* Begin Excerpted data *
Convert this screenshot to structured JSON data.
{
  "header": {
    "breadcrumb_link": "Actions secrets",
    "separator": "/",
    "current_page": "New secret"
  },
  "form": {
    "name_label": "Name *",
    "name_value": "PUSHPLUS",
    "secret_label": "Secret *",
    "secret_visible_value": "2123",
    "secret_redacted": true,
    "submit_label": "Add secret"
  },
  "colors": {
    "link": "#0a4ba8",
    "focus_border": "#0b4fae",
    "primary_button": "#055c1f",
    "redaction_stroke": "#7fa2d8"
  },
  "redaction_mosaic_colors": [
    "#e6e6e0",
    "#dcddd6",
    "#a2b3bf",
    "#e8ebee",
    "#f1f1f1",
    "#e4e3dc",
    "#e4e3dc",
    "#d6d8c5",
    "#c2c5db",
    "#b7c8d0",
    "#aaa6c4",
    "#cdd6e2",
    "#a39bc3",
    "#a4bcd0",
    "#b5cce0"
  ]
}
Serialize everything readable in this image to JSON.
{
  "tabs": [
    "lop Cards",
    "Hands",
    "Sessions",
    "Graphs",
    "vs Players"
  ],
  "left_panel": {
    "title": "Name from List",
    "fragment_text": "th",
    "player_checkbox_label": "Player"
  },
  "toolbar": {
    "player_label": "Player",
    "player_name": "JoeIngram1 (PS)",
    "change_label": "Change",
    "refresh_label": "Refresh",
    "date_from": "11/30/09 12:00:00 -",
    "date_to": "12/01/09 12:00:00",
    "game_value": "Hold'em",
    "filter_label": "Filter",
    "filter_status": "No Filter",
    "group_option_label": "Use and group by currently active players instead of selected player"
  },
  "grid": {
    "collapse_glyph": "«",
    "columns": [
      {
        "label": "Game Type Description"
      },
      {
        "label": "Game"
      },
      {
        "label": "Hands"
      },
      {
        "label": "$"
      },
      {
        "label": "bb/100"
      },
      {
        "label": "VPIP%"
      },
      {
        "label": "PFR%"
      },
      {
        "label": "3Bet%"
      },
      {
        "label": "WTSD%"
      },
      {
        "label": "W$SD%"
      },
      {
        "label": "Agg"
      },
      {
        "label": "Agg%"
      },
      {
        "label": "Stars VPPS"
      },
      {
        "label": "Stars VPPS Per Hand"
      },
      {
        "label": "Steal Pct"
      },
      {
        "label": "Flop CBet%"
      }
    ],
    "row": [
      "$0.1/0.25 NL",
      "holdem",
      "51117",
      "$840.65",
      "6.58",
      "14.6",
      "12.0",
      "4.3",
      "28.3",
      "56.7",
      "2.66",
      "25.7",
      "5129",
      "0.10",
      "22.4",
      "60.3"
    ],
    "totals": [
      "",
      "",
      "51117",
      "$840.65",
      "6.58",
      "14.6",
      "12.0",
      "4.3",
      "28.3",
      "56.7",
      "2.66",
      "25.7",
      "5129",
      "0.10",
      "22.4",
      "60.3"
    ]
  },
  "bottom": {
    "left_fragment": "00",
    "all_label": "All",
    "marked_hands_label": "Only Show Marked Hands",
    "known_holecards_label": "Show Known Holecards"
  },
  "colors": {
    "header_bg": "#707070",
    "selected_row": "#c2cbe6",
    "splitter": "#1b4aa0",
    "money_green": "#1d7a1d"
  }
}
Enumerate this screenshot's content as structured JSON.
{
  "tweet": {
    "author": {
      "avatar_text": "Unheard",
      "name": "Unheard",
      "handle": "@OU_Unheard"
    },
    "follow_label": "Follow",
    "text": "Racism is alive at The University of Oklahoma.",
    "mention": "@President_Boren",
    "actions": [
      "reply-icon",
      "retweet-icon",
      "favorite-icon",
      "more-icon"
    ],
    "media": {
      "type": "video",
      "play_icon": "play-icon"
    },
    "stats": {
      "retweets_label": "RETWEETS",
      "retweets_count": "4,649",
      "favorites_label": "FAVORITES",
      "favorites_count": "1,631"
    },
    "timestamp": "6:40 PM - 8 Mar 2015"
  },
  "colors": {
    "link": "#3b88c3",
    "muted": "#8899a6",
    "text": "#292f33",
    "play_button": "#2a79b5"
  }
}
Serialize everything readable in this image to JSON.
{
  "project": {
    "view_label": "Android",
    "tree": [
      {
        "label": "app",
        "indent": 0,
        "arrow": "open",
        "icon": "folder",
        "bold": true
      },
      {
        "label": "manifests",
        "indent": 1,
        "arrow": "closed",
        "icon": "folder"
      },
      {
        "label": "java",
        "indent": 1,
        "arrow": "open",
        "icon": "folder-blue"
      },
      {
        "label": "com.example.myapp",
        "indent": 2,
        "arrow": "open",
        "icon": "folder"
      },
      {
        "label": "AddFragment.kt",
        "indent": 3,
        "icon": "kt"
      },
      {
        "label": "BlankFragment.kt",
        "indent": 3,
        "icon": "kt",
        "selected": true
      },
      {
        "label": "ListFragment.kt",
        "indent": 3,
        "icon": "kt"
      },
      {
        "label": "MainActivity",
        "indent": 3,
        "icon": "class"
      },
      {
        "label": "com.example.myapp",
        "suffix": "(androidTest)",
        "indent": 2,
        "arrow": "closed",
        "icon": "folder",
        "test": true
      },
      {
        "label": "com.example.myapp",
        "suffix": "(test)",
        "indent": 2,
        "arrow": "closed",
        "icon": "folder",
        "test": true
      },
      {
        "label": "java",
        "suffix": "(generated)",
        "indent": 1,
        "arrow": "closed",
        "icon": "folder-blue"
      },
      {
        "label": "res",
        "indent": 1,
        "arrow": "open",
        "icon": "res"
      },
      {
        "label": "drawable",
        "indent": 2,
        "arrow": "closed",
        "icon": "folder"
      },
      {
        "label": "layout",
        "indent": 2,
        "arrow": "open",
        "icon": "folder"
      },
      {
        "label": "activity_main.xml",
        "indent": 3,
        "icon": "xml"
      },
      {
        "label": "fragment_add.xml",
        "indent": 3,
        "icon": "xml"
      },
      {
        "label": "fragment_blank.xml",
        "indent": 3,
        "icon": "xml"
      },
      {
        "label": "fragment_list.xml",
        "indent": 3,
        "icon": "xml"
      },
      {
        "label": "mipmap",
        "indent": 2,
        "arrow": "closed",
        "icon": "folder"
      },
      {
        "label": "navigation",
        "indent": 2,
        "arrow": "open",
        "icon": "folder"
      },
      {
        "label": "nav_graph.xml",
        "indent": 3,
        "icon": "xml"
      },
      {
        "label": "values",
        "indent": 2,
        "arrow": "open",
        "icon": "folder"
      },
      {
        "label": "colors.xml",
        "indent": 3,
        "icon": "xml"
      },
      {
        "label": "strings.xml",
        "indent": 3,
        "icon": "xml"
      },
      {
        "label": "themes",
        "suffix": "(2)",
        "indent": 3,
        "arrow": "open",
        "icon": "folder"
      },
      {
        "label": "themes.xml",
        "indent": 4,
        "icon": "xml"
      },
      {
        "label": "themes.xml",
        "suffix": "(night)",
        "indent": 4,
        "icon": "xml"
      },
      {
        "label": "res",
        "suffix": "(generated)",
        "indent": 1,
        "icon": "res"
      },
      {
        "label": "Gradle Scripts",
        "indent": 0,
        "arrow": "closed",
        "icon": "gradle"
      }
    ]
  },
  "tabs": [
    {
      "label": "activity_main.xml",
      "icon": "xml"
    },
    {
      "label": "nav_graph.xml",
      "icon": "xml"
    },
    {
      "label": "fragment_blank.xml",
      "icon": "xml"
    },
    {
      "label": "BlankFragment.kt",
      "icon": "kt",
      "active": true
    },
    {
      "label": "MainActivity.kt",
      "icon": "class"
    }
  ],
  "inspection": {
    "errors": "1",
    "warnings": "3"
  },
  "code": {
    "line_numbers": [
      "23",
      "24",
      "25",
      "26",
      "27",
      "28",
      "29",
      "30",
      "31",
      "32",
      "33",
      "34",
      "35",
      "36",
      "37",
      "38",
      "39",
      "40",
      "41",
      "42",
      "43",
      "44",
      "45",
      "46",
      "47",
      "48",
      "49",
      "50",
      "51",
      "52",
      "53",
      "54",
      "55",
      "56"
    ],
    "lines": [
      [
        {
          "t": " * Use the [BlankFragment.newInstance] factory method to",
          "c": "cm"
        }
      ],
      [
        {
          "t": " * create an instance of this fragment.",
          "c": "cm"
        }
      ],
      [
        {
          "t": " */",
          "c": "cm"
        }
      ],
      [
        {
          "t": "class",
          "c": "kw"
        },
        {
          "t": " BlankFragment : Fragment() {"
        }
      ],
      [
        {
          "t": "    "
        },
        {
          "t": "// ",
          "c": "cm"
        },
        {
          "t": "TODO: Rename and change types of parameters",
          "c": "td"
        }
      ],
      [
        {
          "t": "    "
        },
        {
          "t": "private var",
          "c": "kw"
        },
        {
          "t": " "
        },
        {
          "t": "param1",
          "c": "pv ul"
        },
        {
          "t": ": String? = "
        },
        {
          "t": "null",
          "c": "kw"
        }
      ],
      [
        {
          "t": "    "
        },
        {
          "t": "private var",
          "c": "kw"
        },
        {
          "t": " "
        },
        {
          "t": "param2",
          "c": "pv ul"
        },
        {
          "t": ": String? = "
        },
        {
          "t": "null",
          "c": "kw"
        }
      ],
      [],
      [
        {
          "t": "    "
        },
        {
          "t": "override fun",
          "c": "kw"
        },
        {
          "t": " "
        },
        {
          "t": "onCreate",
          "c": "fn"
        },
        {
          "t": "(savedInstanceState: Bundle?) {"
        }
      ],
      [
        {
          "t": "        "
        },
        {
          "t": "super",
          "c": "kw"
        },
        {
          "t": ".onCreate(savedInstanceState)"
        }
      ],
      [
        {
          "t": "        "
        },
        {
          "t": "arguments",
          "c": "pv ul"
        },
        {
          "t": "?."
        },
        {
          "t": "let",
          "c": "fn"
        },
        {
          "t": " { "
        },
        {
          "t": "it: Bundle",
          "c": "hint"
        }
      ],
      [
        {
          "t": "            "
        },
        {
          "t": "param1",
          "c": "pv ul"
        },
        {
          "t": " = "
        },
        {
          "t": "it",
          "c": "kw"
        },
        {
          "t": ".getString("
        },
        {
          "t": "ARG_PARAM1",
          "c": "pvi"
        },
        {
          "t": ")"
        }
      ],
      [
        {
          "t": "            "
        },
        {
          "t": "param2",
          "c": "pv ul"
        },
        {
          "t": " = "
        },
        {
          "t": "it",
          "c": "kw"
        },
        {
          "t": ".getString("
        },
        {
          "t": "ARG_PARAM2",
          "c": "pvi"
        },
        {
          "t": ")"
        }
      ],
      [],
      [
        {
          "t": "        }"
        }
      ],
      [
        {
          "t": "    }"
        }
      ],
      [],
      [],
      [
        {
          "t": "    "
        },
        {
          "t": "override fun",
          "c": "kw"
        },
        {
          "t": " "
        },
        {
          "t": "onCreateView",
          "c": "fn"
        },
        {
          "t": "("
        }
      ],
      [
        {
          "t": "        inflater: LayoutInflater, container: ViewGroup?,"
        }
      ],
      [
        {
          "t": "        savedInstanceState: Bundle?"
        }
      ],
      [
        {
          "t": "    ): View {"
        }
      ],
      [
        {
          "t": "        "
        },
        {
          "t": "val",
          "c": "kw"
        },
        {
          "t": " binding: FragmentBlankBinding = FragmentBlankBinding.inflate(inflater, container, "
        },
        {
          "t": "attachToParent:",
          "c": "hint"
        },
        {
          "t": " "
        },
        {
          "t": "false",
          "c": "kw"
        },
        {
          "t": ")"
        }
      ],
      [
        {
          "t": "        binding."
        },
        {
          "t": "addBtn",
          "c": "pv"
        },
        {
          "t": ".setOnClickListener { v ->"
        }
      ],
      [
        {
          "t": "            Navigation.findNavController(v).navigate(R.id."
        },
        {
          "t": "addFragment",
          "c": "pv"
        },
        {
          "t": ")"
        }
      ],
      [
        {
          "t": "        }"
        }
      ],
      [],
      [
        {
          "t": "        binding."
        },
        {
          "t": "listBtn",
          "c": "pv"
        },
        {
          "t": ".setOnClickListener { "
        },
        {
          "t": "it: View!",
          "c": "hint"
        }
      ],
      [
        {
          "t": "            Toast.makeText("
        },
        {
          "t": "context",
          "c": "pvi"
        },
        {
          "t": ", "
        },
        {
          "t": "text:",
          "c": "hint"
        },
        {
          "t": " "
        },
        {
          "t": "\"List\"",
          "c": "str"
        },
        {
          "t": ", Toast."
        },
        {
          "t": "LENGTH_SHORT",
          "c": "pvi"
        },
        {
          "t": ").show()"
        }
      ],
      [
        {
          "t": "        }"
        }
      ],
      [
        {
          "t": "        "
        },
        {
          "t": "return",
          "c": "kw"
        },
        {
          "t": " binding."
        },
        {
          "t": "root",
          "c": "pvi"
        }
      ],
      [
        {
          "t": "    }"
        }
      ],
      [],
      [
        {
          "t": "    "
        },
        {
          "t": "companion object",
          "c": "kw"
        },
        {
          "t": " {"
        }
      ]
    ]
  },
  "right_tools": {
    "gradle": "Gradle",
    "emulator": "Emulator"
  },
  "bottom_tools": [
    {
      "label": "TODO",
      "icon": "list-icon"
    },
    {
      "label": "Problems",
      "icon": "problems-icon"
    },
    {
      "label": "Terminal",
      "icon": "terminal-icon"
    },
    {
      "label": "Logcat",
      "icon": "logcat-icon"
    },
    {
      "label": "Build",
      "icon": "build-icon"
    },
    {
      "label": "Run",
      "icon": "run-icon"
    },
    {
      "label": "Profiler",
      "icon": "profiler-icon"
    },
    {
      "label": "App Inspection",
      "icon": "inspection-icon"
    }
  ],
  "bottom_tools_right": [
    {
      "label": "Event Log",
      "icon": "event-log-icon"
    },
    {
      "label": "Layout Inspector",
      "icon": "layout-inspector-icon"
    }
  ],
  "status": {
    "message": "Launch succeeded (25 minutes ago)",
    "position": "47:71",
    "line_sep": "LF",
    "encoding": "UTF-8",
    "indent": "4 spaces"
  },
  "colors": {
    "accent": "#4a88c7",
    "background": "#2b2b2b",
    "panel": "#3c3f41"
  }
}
* End Excerpted data *
### Exercise details
Count how many lines above carry the word "Filter". Only the number is required.

### Exercise response
2